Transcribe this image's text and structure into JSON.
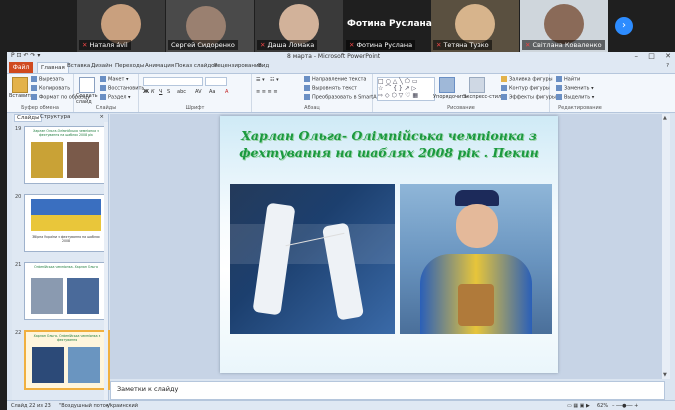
{
  "video": {
    "participants": [
      {
        "name": "Наталя ávil",
        "muted": true
      },
      {
        "name": "Сергей Сидоренко",
        "muted": false
      },
      {
        "name": "Даша Ломака",
        "muted": true
      },
      {
        "name": "Фотина Руслана",
        "muted": true
      },
      {
        "name": "Тетяна Тузко",
        "muted": true
      },
      {
        "name": "Світлана Коваленко",
        "muted": true
      }
    ],
    "active_speaker": "Фотина Руслана",
    "next_icon": "chevron-right-icon"
  },
  "window": {
    "title": "8 марта - Microsoft PowerPoint",
    "qat": "P ⊡ ↶ ↷ ▾"
  },
  "ribbon": {
    "file_tab": "Файл",
    "tabs": [
      "Главная",
      "Вставка",
      "Дизайн",
      "Переходы",
      "Анимация",
      "Показ слайдов",
      "Рецензирование",
      "Вид"
    ],
    "groups": {
      "clipboard": {
        "label": "Буфер обмена",
        "paste": "Вставить",
        "cut": "Вырезать",
        "copy": "Копировать",
        "format_painter": "Формат по образцу"
      },
      "slides": {
        "label": "Слайды",
        "new_slide": "Создать слайд",
        "layout": "Макет",
        "reset": "Восстановить",
        "section": "Раздел"
      },
      "font": {
        "label": "Шрифт"
      },
      "paragraph": {
        "label": "Абзац",
        "text_direction": "Направление текста",
        "align_text": "Выровнять текст",
        "smartart": "Преобразовать в SmartArt"
      },
      "drawing": {
        "label": "Рисование",
        "arrange": "Упорядочить",
        "quick_styles": "Экспресс-стили",
        "fill": "Заливка фигуры",
        "outline": "Контур фигуры",
        "effects": "Эффекты фигуры"
      },
      "editing": {
        "label": "Редактирование",
        "find": "Найти",
        "replace": "Заменить",
        "select": "Выделить"
      }
    }
  },
  "pane": {
    "tab_slides": "Слайды",
    "tab_outline": "Структура",
    "close": "×",
    "thumbs": [
      {
        "num": "19",
        "title": "Харлан Ольга-Олімпійська чемпіонка з фехтування на шаблях 2008 рік",
        "selected": false
      },
      {
        "num": "20",
        "title": "Збірна України з фехтування на шаблях 2008",
        "selected": false
      },
      {
        "num": "21",
        "title": "Олімпійська чемпіонка. Харлан Ольга",
        "selected": false
      },
      {
        "num": "22",
        "title": "Харлан Ольга- Олімпійська чемпіонка з фехтування",
        "selected": true
      }
    ]
  },
  "slide": {
    "title": "Харлан Ольга- Олімпійська чемпіонка з фехтування на шаблях 2008 рік . Пекин"
  },
  "notes": {
    "text": "Заметки к слайду"
  },
  "status": {
    "slide": "Слайд 22 из 23",
    "theme": "\"Воздушный поток\"",
    "lang": "украинский",
    "zoom": "62%"
  }
}
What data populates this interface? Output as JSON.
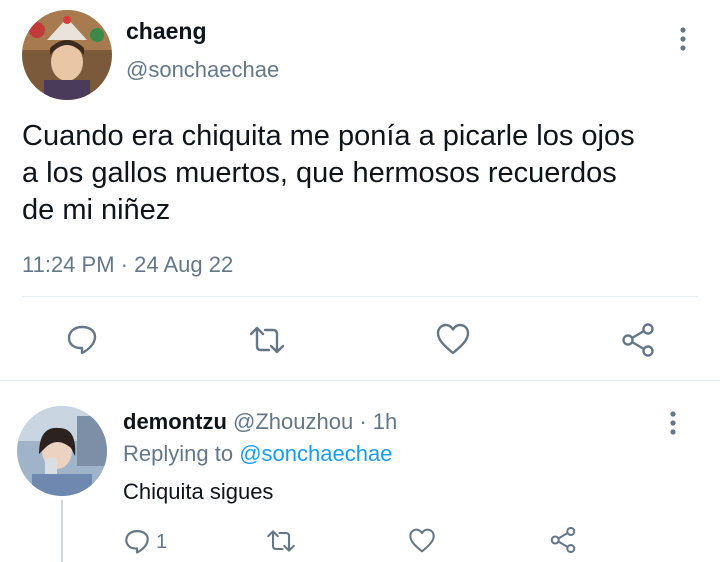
{
  "tweet": {
    "display_name": "chaeng",
    "handle": "@sonchaechae",
    "text_lines": [
      "Cuando era chiquita me ponía a picarle los ojos",
      "a los gallos muertos, que hermosos recuerdos",
      "de mi niñez"
    ],
    "time": "11:24 PM",
    "separator": "·",
    "date": "24 Aug 22",
    "more_icon": "more-vertical-icon",
    "actions": [
      "reply-icon",
      "retweet-icon",
      "like-icon",
      "share-icon"
    ]
  },
  "reply": {
    "display_name": "demontzu",
    "handle": "@Zhouzhou",
    "separator": "·",
    "age": "1h",
    "replying_prefix": "Replying to",
    "replying_to": "@sonchaechae",
    "text": "Chiquita sigues",
    "reply_count": "1",
    "more_icon": "more-vertical-icon",
    "actions": [
      "reply-icon",
      "retweet-icon",
      "like-icon",
      "share-icon"
    ]
  },
  "colors": {
    "text": "#0f1419",
    "muted": "#657786",
    "link": "#1d9bf0",
    "divider": "#e6ecf0"
  }
}
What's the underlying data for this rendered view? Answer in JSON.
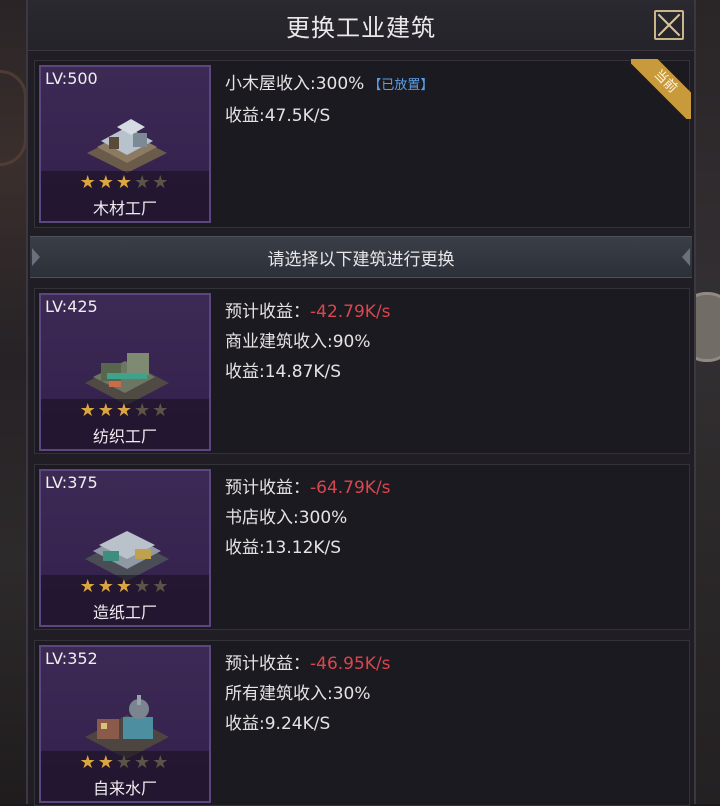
{
  "dialog": {
    "title": "更换工业建筑"
  },
  "current": {
    "level": "LV:500",
    "stars": 3,
    "max_stars": 5,
    "name": "木材工厂",
    "bonus": "小木屋收入:300%",
    "tag": "【已放置】",
    "income": "收益:47.5K/S",
    "ribbon": "当前"
  },
  "divider_text": "请选择以下建筑进行更换",
  "options": [
    {
      "level": "LV:425",
      "stars": 3,
      "name": "纺织工厂",
      "expected_label": "预计收益：",
      "expected_value": "-42.79K/s",
      "bonus": "商业建筑收入:90%",
      "income": "收益:14.87K/S"
    },
    {
      "level": "LV:375",
      "stars": 3,
      "name": "造纸工厂",
      "expected_label": "预计收益：",
      "expected_value": "-64.79K/s",
      "bonus": "书店收入:300%",
      "income": "收益:13.12K/S"
    },
    {
      "level": "LV:352",
      "stars": 2,
      "name": "自来水厂",
      "expected_label": "预计收益：",
      "expected_value": "-46.95K/s",
      "bonus": "所有建筑收入:30%",
      "income": "收益:9.24K/S"
    }
  ],
  "colors": {
    "negative": "#d9474d",
    "tag": "#5aa0e8",
    "star": "#d9a640",
    "ribbon": "#c99a3c"
  },
  "icons": [
    "close-icon",
    "star-icon",
    "building-icon"
  ]
}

What you are asked to do = Copy all the lines of data exactly as they appear, dropping any images.

Result of the exercise =
Transcribe this image's text and structure into JSON.
{
  "video": {
    "participants": [
      {
        "name": "Наталя ávil",
        "muted": true
      },
      {
        "name": "Сергей Сидоренко",
        "muted": false
      },
      {
        "name": "Даша Ломака",
        "muted": true
      },
      {
        "name": "Фотина Руслана",
        "muted": true
      },
      {
        "name": "Тетяна Тузко",
        "muted": true
      },
      {
        "name": "Світлана Коваленко",
        "muted": true
      }
    ],
    "active_speaker": "Фотина Руслана",
    "next_icon": "chevron-right-icon"
  },
  "window": {
    "title": "8 марта - Microsoft PowerPoint",
    "qat": "P ⊡ ↶ ↷ ▾"
  },
  "ribbon": {
    "file_tab": "Файл",
    "tabs": [
      "Главная",
      "Вставка",
      "Дизайн",
      "Переходы",
      "Анимация",
      "Показ слайдов",
      "Рецензирование",
      "Вид"
    ],
    "groups": {
      "clipboard": {
        "label": "Буфер обмена",
        "paste": "Вставить",
        "cut": "Вырезать",
        "copy": "Копировать",
        "format_painter": "Формат по образцу"
      },
      "slides": {
        "label": "Слайды",
        "new_slide": "Создать слайд",
        "layout": "Макет",
        "reset": "Восстановить",
        "section": "Раздел"
      },
      "font": {
        "label": "Шрифт"
      },
      "paragraph": {
        "label": "Абзац",
        "text_direction": "Направление текста",
        "align_text": "Выровнять текст",
        "smartart": "Преобразовать в SmartArt"
      },
      "drawing": {
        "label": "Рисование",
        "arrange": "Упорядочить",
        "quick_styles": "Экспресс-стили",
        "fill": "Заливка фигуры",
        "outline": "Контур фигуры",
        "effects": "Эффекты фигуры"
      },
      "editing": {
        "label": "Редактирование",
        "find": "Найти",
        "replace": "Заменить",
        "select": "Выделить"
      }
    }
  },
  "pane": {
    "tab_slides": "Слайды",
    "tab_outline": "Структура",
    "close": "×",
    "thumbs": [
      {
        "num": "19",
        "title": "Харлан Ольга-Олімпійська чемпіонка з фехтування на шаблях 2008 рік",
        "selected": false
      },
      {
        "num": "20",
        "title": "Збірна України з фехтування на шаблях 2008",
        "selected": false
      },
      {
        "num": "21",
        "title": "Олімпійська чемпіонка. Харлан Ольга",
        "selected": false
      },
      {
        "num": "22",
        "title": "Харлан Ольга- Олімпійська чемпіонка з фехтування",
        "selected": true
      }
    ]
  },
  "slide": {
    "title": "Харлан Ольга- Олімпійська чемпіонка з фехтування на шаблях 2008 рік . Пекин"
  },
  "notes": {
    "text": "Заметки к слайду"
  },
  "status": {
    "slide": "Слайд 22 из 23",
    "theme": "\"Воздушный поток\"",
    "lang": "украинский",
    "zoom": "62%"
  }
}
What data populates this interface? Output as JSON.
{
  "tweet": {
    "display_name": "chaeng",
    "handle": "@sonchaechae",
    "text_lines": [
      "Cuando era chiquita me ponía a picarle los ojos",
      "a los gallos muertos, que hermosos recuerdos",
      "de mi niñez"
    ],
    "time": "11:24 PM",
    "separator": "·",
    "date": "24 Aug 22",
    "more_icon": "more-vertical-icon",
    "actions": [
      "reply-icon",
      "retweet-icon",
      "like-icon",
      "share-icon"
    ]
  },
  "reply": {
    "display_name": "demontzu",
    "handle": "@Zhouzhou",
    "separator": "·",
    "age": "1h",
    "replying_prefix": "Replying to",
    "replying_to": "@sonchaechae",
    "text": "Chiquita sigues",
    "reply_count": "1",
    "more_icon": "more-vertical-icon",
    "actions": [
      "reply-icon",
      "retweet-icon",
      "like-icon",
      "share-icon"
    ]
  },
  "colors": {
    "text": "#0f1419",
    "muted": "#657786",
    "link": "#1d9bf0",
    "divider": "#e6ecf0"
  }
}
What's the underlying data for this rendered view? Answer in JSON.
{
  "dialog": {
    "title": "更换工业建筑"
  },
  "current": {
    "level": "LV:500",
    "stars": 3,
    "max_stars": 5,
    "name": "木材工厂",
    "bonus": "小木屋收入:300%",
    "tag": "【已放置】",
    "income": "收益:47.5K/S",
    "ribbon": "当前"
  },
  "divider_text": "请选择以下建筑进行更换",
  "options": [
    {
      "level": "LV:425",
      "stars": 3,
      "name": "纺织工厂",
      "expected_label": "预计收益：",
      "expected_value": "-42.79K/s",
      "bonus": "商业建筑收入:90%",
      "income": "收益:14.87K/S"
    },
    {
      "level": "LV:375",
      "stars": 3,
      "name": "造纸工厂",
      "expected_label": "预计收益：",
      "expected_value": "-64.79K/s",
      "bonus": "书店收入:300%",
      "income": "收益:13.12K/S"
    },
    {
      "level": "LV:352",
      "stars": 2,
      "name": "自来水厂",
      "expected_label": "预计收益：",
      "expected_value": "-46.95K/s",
      "bonus": "所有建筑收入:30%",
      "income": "收益:9.24K/S"
    }
  ],
  "colors": {
    "negative": "#d9474d",
    "tag": "#5aa0e8",
    "star": "#d9a640",
    "ribbon": "#c99a3c"
  },
  "icons": [
    "close-icon",
    "star-icon",
    "building-icon"
  ]
}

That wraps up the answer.